* Work to do:
Every record must be transcribed in its entirety, apart from the images, which are to be omitted.

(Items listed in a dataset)
= = = = = = =

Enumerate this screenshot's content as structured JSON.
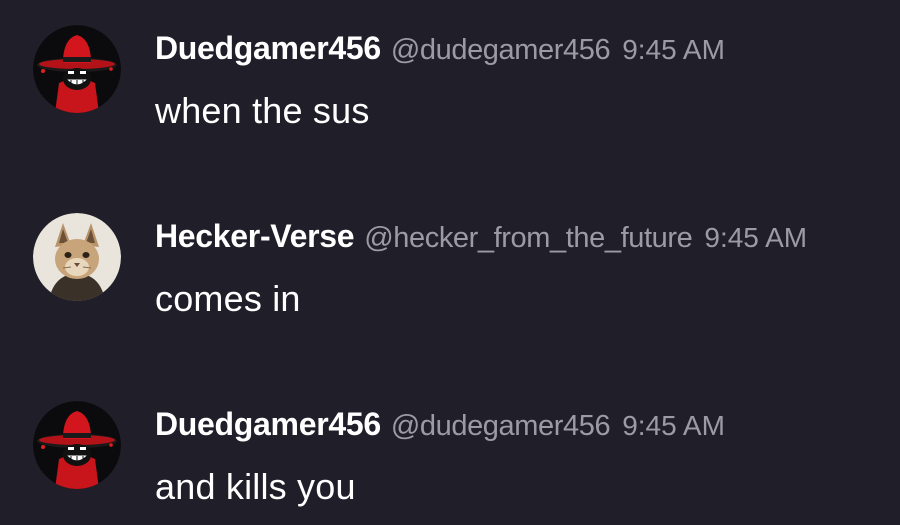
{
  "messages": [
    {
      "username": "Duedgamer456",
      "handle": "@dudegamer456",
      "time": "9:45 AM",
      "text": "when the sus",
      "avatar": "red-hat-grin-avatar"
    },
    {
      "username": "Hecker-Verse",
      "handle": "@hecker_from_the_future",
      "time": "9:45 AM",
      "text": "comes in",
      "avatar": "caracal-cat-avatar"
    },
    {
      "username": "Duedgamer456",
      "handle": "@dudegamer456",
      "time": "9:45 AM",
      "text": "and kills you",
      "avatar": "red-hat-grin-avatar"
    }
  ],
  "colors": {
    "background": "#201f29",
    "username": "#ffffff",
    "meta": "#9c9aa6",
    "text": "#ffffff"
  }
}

= = = = = = =

* Finished exercise:
Enumerate this screenshot's content as structured JSON.
{
  "messages": [
    {
      "username": "Duedgamer456",
      "handle": "@dudegamer456",
      "time": "9:45 AM",
      "text": "when the sus",
      "avatar": "red-hat-grin-avatar"
    },
    {
      "username": "Hecker-Verse",
      "handle": "@hecker_from_the_future",
      "time": "9:45 AM",
      "text": "comes in",
      "avatar": "caracal-cat-avatar"
    },
    {
      "username": "Duedgamer456",
      "handle": "@dudegamer456",
      "time": "9:45 AM",
      "text": "and kills you",
      "avatar": "red-hat-grin-avatar"
    }
  ],
  "colors": {
    "background": "#201f29",
    "username": "#ffffff",
    "meta": "#9c9aa6",
    "text": "#ffffff"
  }
}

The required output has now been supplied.